◆ **PROVIDED ENTRIES**:
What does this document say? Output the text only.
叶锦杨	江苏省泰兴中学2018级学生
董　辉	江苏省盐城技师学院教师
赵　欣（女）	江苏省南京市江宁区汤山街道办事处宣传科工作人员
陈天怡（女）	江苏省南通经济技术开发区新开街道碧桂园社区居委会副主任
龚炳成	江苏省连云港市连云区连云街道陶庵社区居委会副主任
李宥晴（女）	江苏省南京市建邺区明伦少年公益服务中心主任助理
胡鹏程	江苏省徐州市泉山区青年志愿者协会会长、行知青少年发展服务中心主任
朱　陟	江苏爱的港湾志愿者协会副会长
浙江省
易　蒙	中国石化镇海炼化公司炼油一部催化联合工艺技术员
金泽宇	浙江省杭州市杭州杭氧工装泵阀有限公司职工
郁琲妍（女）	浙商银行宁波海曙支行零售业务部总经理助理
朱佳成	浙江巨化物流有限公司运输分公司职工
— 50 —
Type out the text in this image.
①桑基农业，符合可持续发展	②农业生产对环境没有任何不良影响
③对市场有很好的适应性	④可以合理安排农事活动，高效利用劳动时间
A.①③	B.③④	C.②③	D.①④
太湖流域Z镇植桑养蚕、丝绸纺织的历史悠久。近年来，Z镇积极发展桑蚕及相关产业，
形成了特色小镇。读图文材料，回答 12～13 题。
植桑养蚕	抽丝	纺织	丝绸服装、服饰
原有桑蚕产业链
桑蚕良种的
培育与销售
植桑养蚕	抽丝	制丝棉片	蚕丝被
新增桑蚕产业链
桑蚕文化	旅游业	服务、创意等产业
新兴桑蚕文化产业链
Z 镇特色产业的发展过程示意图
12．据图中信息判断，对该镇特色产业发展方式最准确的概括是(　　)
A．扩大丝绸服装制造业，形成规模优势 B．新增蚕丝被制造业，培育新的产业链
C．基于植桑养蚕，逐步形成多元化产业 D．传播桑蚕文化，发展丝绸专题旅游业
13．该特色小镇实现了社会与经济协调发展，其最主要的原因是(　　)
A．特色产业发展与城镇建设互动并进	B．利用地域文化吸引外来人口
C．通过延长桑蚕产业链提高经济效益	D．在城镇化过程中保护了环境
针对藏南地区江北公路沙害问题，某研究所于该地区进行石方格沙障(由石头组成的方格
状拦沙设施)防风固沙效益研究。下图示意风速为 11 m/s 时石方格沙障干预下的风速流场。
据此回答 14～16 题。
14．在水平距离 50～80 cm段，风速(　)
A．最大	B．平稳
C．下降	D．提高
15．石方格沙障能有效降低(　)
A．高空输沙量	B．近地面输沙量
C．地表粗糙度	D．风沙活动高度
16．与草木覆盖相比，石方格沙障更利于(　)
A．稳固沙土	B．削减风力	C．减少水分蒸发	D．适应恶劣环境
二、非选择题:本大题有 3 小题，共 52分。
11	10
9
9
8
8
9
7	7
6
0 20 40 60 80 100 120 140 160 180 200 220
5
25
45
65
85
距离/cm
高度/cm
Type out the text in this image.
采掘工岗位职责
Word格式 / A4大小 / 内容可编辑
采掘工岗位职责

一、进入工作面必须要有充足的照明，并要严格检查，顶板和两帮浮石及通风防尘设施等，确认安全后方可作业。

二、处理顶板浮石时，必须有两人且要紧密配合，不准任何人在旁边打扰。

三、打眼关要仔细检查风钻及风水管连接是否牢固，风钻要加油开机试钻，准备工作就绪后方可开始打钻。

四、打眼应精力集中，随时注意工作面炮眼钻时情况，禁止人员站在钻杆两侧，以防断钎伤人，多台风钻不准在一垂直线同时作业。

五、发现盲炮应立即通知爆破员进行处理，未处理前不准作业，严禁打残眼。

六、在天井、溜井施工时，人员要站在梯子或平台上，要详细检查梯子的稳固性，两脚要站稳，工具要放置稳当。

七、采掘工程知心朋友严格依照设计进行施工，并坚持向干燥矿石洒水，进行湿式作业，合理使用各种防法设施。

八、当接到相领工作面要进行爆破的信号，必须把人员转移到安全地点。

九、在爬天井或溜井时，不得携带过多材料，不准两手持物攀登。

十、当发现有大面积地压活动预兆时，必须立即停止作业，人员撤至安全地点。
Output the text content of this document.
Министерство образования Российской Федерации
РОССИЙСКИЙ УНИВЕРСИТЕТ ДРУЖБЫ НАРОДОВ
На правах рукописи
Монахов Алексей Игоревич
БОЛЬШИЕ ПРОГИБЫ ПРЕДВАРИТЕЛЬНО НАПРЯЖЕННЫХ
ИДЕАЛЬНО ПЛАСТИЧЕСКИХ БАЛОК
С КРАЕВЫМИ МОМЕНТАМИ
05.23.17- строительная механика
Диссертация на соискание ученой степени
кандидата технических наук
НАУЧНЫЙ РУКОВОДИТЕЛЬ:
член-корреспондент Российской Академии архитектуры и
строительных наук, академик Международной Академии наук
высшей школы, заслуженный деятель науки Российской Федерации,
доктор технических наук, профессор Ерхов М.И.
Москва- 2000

◆ **PROBLEM STATEMENT**:
Find each line holding the string "this" and copy it out.

◆ **PROBLEM SOLUTION**:
What does this document say? Output the text only.
Type out the text in this image.
Type out the text in this image.
Output the text content of this document.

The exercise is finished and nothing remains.